» PROBLEM: Type every record exactly as it appears.

» ENTRIES:

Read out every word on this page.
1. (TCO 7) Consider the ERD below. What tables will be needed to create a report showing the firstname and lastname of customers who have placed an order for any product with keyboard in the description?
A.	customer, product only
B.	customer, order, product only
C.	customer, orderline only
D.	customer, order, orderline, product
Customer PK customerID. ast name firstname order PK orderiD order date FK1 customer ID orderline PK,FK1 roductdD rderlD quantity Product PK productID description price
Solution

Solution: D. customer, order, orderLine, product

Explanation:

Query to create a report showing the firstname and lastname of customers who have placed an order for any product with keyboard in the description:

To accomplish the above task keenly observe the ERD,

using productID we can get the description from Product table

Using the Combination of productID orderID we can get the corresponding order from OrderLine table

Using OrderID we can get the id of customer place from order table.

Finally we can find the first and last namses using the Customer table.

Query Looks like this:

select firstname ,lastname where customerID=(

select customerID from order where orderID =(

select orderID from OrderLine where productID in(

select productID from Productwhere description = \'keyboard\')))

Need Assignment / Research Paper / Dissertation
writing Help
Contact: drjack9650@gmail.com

» EXERCISE OUTPUT:
Read out every word on this page.
1. (TCO 7) Consider the ERD below. What tables will be needed to create a report showing the firstname and lastname of customers who have placed an order for any product with keyboard in the description?
A.	customer, product only
B.	customer, order, product only
C.	customer, orderline only
D.	customer, order, orderline, product
Customer PK customerID. ast name firstname order PK orderiD order date FK1 customer ID orderline PK,FK1 roductdD rderlD quantity Product PK productID description price
Solution

Solution: D. customer, order, orderLine, product

Explanation:

Query to create a report showing the firstname and lastname of customers who have placed an order for any product with keyboard in the description:

To accomplish the above task keenly observe the ERD,

using productID we can get the description from Product table

Using the Combination of productID orderID we can get the corresponding order from OrderLine table

Using OrderID we can get the id of customer place from order table.

Finally we can find the first and last namses using the Customer table.

Query Looks like this:

select firstname ,lastname where customerID=(

select customerID from order where orderID =(

select orderID from OrderLine where productID in(

select productID from Productwhere description = \'keyboard\')))

Need Assignment / Research Paper / Dissertation
writing Help
Contact: drjack9650@gmail.com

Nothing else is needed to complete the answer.